WHAT THE EXERCISE ASKS =
Copy out all of the data below with no alterations.

-- start of EXERCISE MATERIALS --

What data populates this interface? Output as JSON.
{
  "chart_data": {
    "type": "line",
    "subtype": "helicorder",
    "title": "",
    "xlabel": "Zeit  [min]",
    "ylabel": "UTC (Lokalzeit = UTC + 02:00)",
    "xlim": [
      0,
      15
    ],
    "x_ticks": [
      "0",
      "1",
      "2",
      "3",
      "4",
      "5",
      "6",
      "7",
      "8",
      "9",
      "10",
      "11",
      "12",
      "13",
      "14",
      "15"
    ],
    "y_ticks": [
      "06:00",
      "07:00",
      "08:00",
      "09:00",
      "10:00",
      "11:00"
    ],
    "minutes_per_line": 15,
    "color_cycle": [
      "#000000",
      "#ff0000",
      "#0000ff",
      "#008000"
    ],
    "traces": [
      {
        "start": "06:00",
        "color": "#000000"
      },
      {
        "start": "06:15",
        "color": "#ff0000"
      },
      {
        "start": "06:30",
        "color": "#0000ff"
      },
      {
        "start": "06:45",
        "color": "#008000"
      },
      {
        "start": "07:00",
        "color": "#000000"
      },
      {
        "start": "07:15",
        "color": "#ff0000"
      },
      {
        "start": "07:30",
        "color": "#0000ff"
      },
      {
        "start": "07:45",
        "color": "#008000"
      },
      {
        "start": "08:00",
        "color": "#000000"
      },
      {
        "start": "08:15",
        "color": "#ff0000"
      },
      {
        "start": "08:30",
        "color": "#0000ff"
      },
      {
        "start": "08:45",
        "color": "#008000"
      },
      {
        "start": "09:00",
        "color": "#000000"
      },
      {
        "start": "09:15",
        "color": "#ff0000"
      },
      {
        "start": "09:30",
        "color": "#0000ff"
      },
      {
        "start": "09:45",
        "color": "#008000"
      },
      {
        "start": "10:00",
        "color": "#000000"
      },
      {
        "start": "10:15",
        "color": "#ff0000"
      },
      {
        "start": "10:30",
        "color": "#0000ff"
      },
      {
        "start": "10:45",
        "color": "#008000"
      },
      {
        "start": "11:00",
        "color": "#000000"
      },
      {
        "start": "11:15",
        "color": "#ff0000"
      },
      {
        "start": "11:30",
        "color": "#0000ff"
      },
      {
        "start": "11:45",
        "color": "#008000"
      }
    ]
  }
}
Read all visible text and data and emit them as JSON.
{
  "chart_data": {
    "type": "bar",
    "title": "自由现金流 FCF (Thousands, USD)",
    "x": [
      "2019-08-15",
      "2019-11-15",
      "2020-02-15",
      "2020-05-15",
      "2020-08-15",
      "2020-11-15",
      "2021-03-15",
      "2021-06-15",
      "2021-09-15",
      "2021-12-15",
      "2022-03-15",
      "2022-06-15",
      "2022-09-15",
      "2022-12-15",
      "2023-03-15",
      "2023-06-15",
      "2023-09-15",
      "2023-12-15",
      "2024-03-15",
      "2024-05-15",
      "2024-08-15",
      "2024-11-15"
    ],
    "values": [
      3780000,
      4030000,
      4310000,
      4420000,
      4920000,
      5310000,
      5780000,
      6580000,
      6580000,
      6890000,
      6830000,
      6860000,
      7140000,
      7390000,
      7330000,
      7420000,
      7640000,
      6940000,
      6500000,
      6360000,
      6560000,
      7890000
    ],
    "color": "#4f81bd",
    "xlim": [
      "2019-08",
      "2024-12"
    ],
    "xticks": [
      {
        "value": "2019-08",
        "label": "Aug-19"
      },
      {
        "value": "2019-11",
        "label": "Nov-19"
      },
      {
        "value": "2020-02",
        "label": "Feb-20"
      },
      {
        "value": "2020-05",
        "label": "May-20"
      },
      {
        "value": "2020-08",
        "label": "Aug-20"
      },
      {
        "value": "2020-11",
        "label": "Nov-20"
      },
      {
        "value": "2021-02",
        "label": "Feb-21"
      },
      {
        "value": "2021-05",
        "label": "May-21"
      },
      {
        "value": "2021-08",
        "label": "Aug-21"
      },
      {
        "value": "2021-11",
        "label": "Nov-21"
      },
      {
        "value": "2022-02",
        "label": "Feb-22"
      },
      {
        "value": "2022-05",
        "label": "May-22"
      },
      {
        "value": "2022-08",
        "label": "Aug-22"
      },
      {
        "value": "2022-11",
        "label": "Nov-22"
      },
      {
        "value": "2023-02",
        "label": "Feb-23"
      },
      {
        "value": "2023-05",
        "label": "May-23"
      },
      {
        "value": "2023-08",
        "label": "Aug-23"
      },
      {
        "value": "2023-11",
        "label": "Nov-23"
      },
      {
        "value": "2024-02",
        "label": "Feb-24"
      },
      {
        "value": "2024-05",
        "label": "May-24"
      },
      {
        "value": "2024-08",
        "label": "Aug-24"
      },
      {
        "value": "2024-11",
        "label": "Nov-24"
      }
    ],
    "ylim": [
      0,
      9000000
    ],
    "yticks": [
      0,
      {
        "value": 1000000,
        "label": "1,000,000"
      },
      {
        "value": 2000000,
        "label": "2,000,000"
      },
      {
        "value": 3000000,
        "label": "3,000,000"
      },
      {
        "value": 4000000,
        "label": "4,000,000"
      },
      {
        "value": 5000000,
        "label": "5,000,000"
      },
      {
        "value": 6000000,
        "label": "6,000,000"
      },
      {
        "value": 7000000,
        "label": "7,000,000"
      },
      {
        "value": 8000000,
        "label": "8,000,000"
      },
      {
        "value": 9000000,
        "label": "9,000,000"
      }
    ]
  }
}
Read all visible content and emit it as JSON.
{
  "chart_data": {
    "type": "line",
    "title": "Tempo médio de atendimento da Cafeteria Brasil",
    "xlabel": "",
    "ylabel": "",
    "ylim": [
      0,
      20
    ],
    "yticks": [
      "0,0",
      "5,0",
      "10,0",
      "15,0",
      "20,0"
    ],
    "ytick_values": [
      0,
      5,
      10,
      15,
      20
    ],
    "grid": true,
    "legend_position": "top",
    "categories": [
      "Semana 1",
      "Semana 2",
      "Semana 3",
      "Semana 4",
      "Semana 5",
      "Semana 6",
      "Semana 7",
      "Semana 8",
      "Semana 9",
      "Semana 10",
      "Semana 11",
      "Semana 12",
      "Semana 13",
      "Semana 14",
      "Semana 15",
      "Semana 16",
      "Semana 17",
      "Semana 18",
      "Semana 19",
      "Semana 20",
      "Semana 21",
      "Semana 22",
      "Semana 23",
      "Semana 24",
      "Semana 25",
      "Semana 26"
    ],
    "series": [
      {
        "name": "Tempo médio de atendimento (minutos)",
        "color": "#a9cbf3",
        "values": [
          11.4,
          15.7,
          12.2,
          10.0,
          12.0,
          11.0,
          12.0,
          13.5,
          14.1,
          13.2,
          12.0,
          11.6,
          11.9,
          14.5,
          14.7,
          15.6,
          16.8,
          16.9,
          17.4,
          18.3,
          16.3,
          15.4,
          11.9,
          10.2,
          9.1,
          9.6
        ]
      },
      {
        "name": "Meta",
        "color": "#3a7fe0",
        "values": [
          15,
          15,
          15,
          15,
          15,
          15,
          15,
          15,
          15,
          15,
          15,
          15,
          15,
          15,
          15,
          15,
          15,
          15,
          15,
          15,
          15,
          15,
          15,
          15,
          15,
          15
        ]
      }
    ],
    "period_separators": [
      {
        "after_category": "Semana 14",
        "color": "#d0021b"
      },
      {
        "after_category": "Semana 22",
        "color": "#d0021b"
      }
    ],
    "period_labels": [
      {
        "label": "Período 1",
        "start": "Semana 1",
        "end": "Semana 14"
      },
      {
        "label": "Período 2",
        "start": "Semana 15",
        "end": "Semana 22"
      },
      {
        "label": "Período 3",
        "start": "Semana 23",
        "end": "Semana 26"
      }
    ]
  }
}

-- end of EXERCISE MATERIALS --

FINISHED ANSWER =
What data populates this interface? Output as JSON.
{
  "chart_data": {
    "type": "line",
    "subtype": "helicorder",
    "title": "",
    "xlabel": "Zeit  [min]",
    "ylabel": "UTC (Lokalzeit = UTC + 02:00)",
    "xlim": [
      0,
      15
    ],
    "x_ticks": [
      "0",
      "1",
      "2",
      "3",
      "4",
      "5",
      "6",
      "7",
      "8",
      "9",
      "10",
      "11",
      "12",
      "13",
      "14",
      "15"
    ],
    "y_ticks": [
      "06:00",
      "07:00",
      "08:00",
      "09:00",
      "10:00",
      "11:00"
    ],
    "minutes_per_line": 15,
    "color_cycle": [
      "#000000",
      "#ff0000",
      "#0000ff",
      "#008000"
    ],
    "traces": [
      {
        "start": "06:00",
        "color": "#000000"
      },
      {
        "start": "06:15",
        "color": "#ff0000"
      },
      {
        "start": "06:30",
        "color": "#0000ff"
      },
      {
        "start": "06:45",
        "color": "#008000"
      },
      {
        "start": "07:00",
        "color": "#000000"
      },
      {
        "start": "07:15",
        "color": "#ff0000"
      },
      {
        "start": "07:30",
        "color": "#0000ff"
      },
      {
        "start": "07:45",
        "color": "#008000"
      },
      {
        "start": "08:00",
        "color": "#000000"
      },
      {
        "start": "08:15",
        "color": "#ff0000"
      },
      {
        "start": "08:30",
        "color": "#0000ff"
      },
      {
        "start": "08:45",
        "color": "#008000"
      },
      {
        "start": "09:00",
        "color": "#000000"
      },
      {
        "start": "09:15",
        "color": "#ff0000"
      },
      {
        "start": "09:30",
        "color": "#0000ff"
      },
      {
        "start": "09:45",
        "color": "#008000"
      },
      {
        "start": "10:00",
        "color": "#000000"
      },
      {
        "start": "10:15",
        "color": "#ff0000"
      },
      {
        "start": "10:30",
        "color": "#0000ff"
      },
      {
        "start": "10:45",
        "color": "#008000"
      },
      {
        "start": "11:00",
        "color": "#000000"
      },
      {
        "start": "11:15",
        "color": "#ff0000"
      },
      {
        "start": "11:30",
        "color": "#0000ff"
      },
      {
        "start": "11:45",
        "color": "#008000"
      }
    ]
  }
}
Read all visible text and data and emit them as JSON.
{
  "chart_data": {
    "type": "bar",
    "title": "自由现金流 FCF (Thousands, USD)",
    "x": [
      "2019-08-15",
      "2019-11-15",
      "2020-02-15",
      "2020-05-15",
      "2020-08-15",
      "2020-11-15",
      "2021-03-15",
      "2021-06-15",
      "2021-09-15",
      "2021-12-15",
      "2022-03-15",
      "2022-06-15",
      "2022-09-15",
      "2022-12-15",
      "2023-03-15",
      "2023-06-15",
      "2023-09-15",
      "2023-12-15",
      "2024-03-15",
      "2024-05-15",
      "2024-08-15",
      "2024-11-15"
    ],
    "values": [
      3780000,
      4030000,
      4310000,
      4420000,
      4920000,
      5310000,
      5780000,
      6580000,
      6580000,
      6890000,
      6830000,
      6860000,
      7140000,
      7390000,
      7330000,
      7420000,
      7640000,
      6940000,
      6500000,
      6360000,
      6560000,
      7890000
    ],
    "color": "#4f81bd",
    "xlim": [
      "2019-08",
      "2024-12"
    ],
    "xticks": [
      {
        "value": "2019-08",
        "label": "Aug-19"
      },
      {
        "value": "2019-11",
        "label": "Nov-19"
      },
      {
        "value": "2020-02",
        "label": "Feb-20"
      },
      {
        "value": "2020-05",
        "label": "May-20"
      },
      {
        "value": "2020-08",
        "label": "Aug-20"
      },
      {
        "value": "2020-11",
        "label": "Nov-20"
      },
      {
        "value": "2021-02",
        "label": "Feb-21"
      },
      {
        "value": "2021-05",
        "label": "May-21"
      },
      {
        "value": "2021-08",
        "label": "Aug-21"
      },
      {
        "value": "2021-11",
        "label": "Nov-21"
      },
      {
        "value": "2022-02",
        "label": "Feb-22"
      },
      {
        "value": "2022-05",
        "label": "May-22"
      },
      {
        "value": "2022-08",
        "label": "Aug-22"
      },
      {
        "value": "2022-11",
        "label": "Nov-22"
      },
      {
        "value": "2023-02",
        "label": "Feb-23"
      },
      {
        "value": "2023-05",
        "label": "May-23"
      },
      {
        "value": "2023-08",
        "label": "Aug-23"
      },
      {
        "value": "2023-11",
        "label": "Nov-23"
      },
      {
        "value": "2024-02",
        "label": "Feb-24"
      },
      {
        "value": "2024-05",
        "label": "May-24"
      },
      {
        "value": "2024-08",
        "label": "Aug-24"
      },
      {
        "value": "2024-11",
        "label": "Nov-24"
      }
    ],
    "ylim": [
      0,
      9000000
    ],
    "yticks": [
      0,
      {
        "value": 1000000,
        "label": "1,000,000"
      },
      {
        "value": 2000000,
        "label": "2,000,000"
      },
      {
        "value": 3000000,
        "label": "3,000,000"
      },
      {
        "value": 4000000,
        "label": "4,000,000"
      },
      {
        "value": 5000000,
        "label": "5,000,000"
      },
      {
        "value": 6000000,
        "label": "6,000,000"
      },
      {
        "value": 7000000,
        "label": "7,000,000"
      },
      {
        "value": 8000000,
        "label": "8,000,000"
      },
      {
        "value": 9000000,
        "label": "9,000,000"
      }
    ]
  }
}
Read all visible content and emit it as JSON.
{
  "chart_data": {
    "type": "line",
    "title": "Tempo médio de atendimento da Cafeteria Brasil",
    "xlabel": "",
    "ylabel": "",
    "ylim": [
      0,
      20
    ],
    "yticks": [
      "0,0",
      "5,0",
      "10,0",
      "15,0",
      "20,0"
    ],
    "ytick_values": [
      0,
      5,
      10,
      15,
      20
    ],
    "grid": true,
    "legend_position": "top",
    "categories": [
      "Semana 1",
      "Semana 2",
      "Semana 3",
      "Semana 4",
      "Semana 5",
      "Semana 6",
      "Semana 7",
      "Semana 8",
      "Semana 9",
      "Semana 10",
      "Semana 11",
      "Semana 12",
      "Semana 13",
      "Semana 14",
      "Semana 15",
      "Semana 16",
      "Semana 17",
      "Semana 18",
      "Semana 19",
      "Semana 20",
      "Semana 21",
      "Semana 22",
      "Semana 23",
      "Semana 24",
      "Semana 25",
      "Semana 26"
    ],
    "series": [
      {
        "name": "Tempo médio de atendimento (minutos)",
        "color": "#a9cbf3",
        "values": [
          11.4,
          15.7,
          12.2,
          10.0,
          12.0,
          11.0,
          12.0,
          13.5,
          14.1,
          13.2,
          12.0,
          11.6,
          11.9,
          14.5,
          14.7,
          15.6,
          16.8,
          16.9,
          17.4,
          18.3,
          16.3,
          15.4,
          11.9,
          10.2,
          9.1,
          9.6
        ]
      },
      {
        "name": "Meta",
        "color": "#3a7fe0",
        "values": [
          15,
          15,
          15,
          15,
          15,
          15,
          15,
          15,
          15,
          15,
          15,
          15,
          15,
          15,
          15,
          15,
          15,
          15,
          15,
          15,
          15,
          15,
          15,
          15,
          15,
          15
        ]
      }
    ],
    "period_separators": [
      {
        "after_category": "Semana 14",
        "color": "#d0021b"
      },
      {
        "after_category": "Semana 22",
        "color": "#d0021b"
      }
    ],
    "period_labels": [
      {
        "label": "Período 1",
        "start": "Semana 1",
        "end": "Semana 14"
      },
      {
        "label": "Período 2",
        "start": "Semana 15",
        "end": "Semana 22"
      },
      {
        "label": "Período 3",
        "start": "Semana 23",
        "end": "Semana 26"
      }
    ]
  }
}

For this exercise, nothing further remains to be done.